What you should do
Each line containing the word "true" must be reported.

Stored data
───

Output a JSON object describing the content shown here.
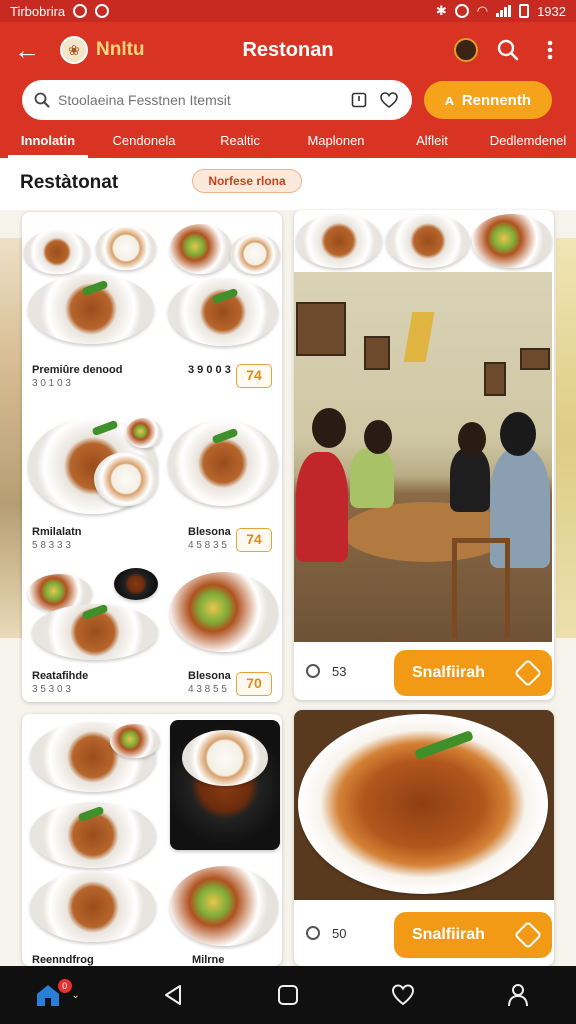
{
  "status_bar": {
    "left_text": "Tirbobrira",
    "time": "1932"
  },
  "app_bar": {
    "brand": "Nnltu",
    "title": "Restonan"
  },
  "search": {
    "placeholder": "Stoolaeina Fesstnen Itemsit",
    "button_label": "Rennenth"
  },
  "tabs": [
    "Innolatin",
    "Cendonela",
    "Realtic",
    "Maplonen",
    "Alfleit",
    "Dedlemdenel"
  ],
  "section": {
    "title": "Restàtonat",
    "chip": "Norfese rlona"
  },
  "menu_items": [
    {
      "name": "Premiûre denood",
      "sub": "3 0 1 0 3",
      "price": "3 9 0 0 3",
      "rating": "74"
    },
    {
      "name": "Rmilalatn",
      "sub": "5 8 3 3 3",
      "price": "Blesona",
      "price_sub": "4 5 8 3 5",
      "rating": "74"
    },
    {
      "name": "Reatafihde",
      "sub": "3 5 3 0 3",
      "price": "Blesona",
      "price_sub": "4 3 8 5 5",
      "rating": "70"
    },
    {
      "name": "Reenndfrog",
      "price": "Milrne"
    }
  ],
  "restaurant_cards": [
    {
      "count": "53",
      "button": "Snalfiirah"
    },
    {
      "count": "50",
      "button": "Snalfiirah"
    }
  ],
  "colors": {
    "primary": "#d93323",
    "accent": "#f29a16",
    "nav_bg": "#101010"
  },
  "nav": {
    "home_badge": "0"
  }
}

───

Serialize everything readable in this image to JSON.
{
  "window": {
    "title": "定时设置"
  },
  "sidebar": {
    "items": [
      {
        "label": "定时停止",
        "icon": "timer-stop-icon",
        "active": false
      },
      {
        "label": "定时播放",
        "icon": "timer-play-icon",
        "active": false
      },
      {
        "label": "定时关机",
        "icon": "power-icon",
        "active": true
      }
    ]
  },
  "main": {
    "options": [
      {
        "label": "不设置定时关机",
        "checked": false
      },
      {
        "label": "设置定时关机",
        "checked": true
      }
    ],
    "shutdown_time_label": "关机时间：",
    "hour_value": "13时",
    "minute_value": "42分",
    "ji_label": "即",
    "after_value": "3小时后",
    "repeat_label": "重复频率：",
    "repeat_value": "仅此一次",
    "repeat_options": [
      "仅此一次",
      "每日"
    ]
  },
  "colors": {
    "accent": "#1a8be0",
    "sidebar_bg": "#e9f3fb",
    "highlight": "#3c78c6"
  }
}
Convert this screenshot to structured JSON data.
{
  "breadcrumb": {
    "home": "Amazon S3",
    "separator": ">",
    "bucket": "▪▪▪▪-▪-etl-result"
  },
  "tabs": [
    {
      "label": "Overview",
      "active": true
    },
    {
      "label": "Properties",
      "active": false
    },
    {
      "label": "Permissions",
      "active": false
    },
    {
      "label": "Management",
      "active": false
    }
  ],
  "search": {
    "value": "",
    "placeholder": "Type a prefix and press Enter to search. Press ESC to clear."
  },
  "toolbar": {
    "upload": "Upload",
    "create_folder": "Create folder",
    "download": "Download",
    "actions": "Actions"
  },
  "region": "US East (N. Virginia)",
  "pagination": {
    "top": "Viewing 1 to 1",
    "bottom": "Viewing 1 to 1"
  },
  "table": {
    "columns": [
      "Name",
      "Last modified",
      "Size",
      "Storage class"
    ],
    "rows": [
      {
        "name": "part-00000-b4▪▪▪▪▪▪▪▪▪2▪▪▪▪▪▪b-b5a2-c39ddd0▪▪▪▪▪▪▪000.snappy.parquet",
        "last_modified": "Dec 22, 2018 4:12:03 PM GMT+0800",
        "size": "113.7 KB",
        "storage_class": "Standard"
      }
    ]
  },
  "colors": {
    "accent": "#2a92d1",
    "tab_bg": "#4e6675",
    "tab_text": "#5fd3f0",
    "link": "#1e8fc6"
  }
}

───

Finished answer
        "active": true
        "checked": true
      "active": true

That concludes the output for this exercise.